• _Instruction_
Retype all of the entries word for word.

• _Materials provided_
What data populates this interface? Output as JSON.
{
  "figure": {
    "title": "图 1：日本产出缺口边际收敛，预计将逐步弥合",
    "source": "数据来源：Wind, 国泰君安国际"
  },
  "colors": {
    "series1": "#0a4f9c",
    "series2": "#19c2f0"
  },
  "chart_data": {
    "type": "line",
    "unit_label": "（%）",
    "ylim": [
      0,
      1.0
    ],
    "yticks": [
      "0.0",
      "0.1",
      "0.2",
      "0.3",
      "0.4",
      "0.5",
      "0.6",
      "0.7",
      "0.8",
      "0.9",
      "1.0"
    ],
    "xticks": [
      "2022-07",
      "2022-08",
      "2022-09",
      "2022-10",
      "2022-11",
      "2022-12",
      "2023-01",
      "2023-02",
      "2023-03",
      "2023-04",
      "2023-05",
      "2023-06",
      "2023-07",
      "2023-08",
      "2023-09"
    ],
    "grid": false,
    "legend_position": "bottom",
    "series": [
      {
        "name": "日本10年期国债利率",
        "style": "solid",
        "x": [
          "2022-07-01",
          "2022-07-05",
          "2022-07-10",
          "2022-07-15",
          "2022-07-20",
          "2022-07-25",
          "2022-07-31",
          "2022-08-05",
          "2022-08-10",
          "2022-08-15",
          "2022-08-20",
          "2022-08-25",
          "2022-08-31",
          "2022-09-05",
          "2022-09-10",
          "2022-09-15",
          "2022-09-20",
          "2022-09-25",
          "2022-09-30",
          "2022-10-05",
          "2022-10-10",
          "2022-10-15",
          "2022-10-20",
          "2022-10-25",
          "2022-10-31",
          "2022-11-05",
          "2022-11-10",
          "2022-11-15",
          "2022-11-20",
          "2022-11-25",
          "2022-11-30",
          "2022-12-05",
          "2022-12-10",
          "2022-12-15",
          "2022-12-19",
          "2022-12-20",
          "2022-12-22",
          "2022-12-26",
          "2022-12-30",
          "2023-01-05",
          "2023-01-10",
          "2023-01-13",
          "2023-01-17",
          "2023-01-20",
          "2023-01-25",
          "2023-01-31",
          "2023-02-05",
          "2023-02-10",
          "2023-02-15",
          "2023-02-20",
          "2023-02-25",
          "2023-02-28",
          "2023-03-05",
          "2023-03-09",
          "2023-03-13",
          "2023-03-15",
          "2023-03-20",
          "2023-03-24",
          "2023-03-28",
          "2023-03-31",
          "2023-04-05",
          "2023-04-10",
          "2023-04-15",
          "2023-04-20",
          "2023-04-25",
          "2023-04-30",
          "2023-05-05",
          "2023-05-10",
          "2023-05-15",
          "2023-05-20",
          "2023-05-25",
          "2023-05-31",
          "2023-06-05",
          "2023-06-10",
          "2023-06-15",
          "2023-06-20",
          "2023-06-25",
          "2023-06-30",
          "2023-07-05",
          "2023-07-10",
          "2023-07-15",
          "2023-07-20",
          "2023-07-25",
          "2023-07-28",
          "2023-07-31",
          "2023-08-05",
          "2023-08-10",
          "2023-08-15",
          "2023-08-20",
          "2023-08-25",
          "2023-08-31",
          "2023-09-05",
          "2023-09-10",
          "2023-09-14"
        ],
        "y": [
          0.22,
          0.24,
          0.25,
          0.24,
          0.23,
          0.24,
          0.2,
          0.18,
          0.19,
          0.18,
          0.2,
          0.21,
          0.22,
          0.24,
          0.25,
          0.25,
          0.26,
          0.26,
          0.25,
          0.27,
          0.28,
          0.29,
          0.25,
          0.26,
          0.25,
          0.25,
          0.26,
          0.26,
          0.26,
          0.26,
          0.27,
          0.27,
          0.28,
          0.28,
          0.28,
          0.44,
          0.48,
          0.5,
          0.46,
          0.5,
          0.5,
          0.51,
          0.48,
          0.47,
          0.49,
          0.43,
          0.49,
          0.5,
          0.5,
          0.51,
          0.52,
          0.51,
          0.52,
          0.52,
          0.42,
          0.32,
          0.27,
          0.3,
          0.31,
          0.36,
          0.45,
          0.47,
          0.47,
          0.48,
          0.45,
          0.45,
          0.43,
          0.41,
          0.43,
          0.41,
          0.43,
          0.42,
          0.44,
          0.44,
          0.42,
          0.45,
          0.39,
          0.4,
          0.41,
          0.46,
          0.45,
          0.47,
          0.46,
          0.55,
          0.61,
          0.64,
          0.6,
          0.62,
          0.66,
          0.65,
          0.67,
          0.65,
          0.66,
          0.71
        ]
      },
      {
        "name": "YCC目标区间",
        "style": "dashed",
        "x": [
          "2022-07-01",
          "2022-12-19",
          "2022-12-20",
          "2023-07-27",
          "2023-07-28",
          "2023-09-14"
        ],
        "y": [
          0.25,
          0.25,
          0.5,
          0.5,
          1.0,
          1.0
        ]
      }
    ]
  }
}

• _Answer to the task_
What data populates this interface? Output as JSON.
{
  "figure": {
    "title": "图 1：日本产出缺口边际收敛，预计将逐步弥合",
    "source": "数据来源：Wind, 国泰君安国际"
  },
  "colors": {
    "series1": "#0a4f9c",
    "series2": "#19c2f0"
  },
  "chart_data": {
    "type": "line",
    "unit_label": "（%）",
    "ylim": [
      0,
      1.0
    ],
    "yticks": [
      "0.0",
      "0.1",
      "0.2",
      "0.3",
      "0.4",
      "0.5",
      "0.6",
      "0.7",
      "0.8",
      "0.9",
      "1.0"
    ],
    "xticks": [
      "2022-07",
      "2022-08",
      "2022-09",
      "2022-10",
      "2022-11",
      "2022-12",
      "2023-01",
      "2023-02",
      "2023-03",
      "2023-04",
      "2023-05",
      "2023-06",
      "2023-07",
      "2023-08",
      "2023-09"
    ],
    "grid": false,
    "legend_position": "bottom",
    "series": [
      {
        "name": "日本10年期国债利率",
        "style": "solid",
        "x": [
          "2022-07-01",
          "2022-07-05",
          "2022-07-10",
          "2022-07-15",
          "2022-07-20",
          "2022-07-25",
          "2022-07-31",
          "2022-08-05",
          "2022-08-10",
          "2022-08-15",
          "2022-08-20",
          "2022-08-25",
          "2022-08-31",
          "2022-09-05",
          "2022-09-10",
          "2022-09-15",
          "2022-09-20",
          "2022-09-25",
          "2022-09-30",
          "2022-10-05",
          "2022-10-10",
          "2022-10-15",
          "2022-10-20",
          "2022-10-25",
          "2022-10-31",
          "2022-11-05",
          "2022-11-10",
          "2022-11-15",
          "2022-11-20",
          "2022-11-25",
          "2022-11-30",
          "2022-12-05",
          "2022-12-10",
          "2022-12-15",
          "2022-12-19",
          "2022-12-20",
          "2022-12-22",
          "2022-12-26",
          "2022-12-30",
          "2023-01-05",
          "2023-01-10",
          "2023-01-13",
          "2023-01-17",
          "2023-01-20",
          "2023-01-25",
          "2023-01-31",
          "2023-02-05",
          "2023-02-10",
          "2023-02-15",
          "2023-02-20",
          "2023-02-25",
          "2023-02-28",
          "2023-03-05",
          "2023-03-09",
          "2023-03-13",
          "2023-03-15",
          "2023-03-20",
          "2023-03-24",
          "2023-03-28",
          "2023-03-31",
          "2023-04-05",
          "2023-04-10",
          "2023-04-15",
          "2023-04-20",
          "2023-04-25",
          "2023-04-30",
          "2023-05-05",
          "2023-05-10",
          "2023-05-15",
          "2023-05-20",
          "2023-05-25",
          "2023-05-31",
          "2023-06-05",
          "2023-06-10",
          "2023-06-15",
          "2023-06-20",
          "2023-06-25",
          "2023-06-30",
          "2023-07-05",
          "2023-07-10",
          "2023-07-15",
          "2023-07-20",
          "2023-07-25",
          "2023-07-28",
          "2023-07-31",
          "2023-08-05",
          "2023-08-10",
          "2023-08-15",
          "2023-08-20",
          "2023-08-25",
          "2023-08-31",
          "2023-09-05",
          "2023-09-10",
          "2023-09-14"
        ],
        "y": [
          0.22,
          0.24,
          0.25,
          0.24,
          0.23,
          0.24,
          0.2,
          0.18,
          0.19,
          0.18,
          0.2,
          0.21,
          0.22,
          0.24,
          0.25,
          0.25,
          0.26,
          0.26,
          0.25,
          0.27,
          0.28,
          0.29,
          0.25,
          0.26,
          0.25,
          0.25,
          0.26,
          0.26,
          0.26,
          0.26,
          0.27,
          0.27,
          0.28,
          0.28,
          0.28,
          0.44,
          0.48,
          0.5,
          0.46,
          0.5,
          0.5,
          0.51,
          0.48,
          0.47,
          0.49,
          0.43,
          0.49,
          0.5,
          0.5,
          0.51,
          0.52,
          0.51,
          0.52,
          0.52,
          0.42,
          0.32,
          0.27,
          0.3,
          0.31,
          0.36,
          0.45,
          0.47,
          0.47,
          0.48,
          0.45,
          0.45,
          0.43,
          0.41,
          0.43,
          0.41,
          0.43,
          0.42,
          0.44,
          0.44,
          0.42,
          0.45,
          0.39,
          0.4,
          0.41,
          0.46,
          0.45,
          0.47,
          0.46,
          0.55,
          0.61,
          0.64,
          0.6,
          0.62,
          0.66,
          0.65,
          0.67,
          0.65,
          0.66,
          0.71
        ]
      },
      {
        "name": "YCC目标区间",
        "style": "dashed",
        "x": [
          "2022-07-01",
          "2022-12-19",
          "2022-12-20",
          "2023-07-27",
          "2023-07-28",
          "2023-09-14"
        ],
        "y": [
          0.25,
          0.25,
          0.5,
          0.5,
          1.0,
          1.0
        ]
      }
    ]
  }
}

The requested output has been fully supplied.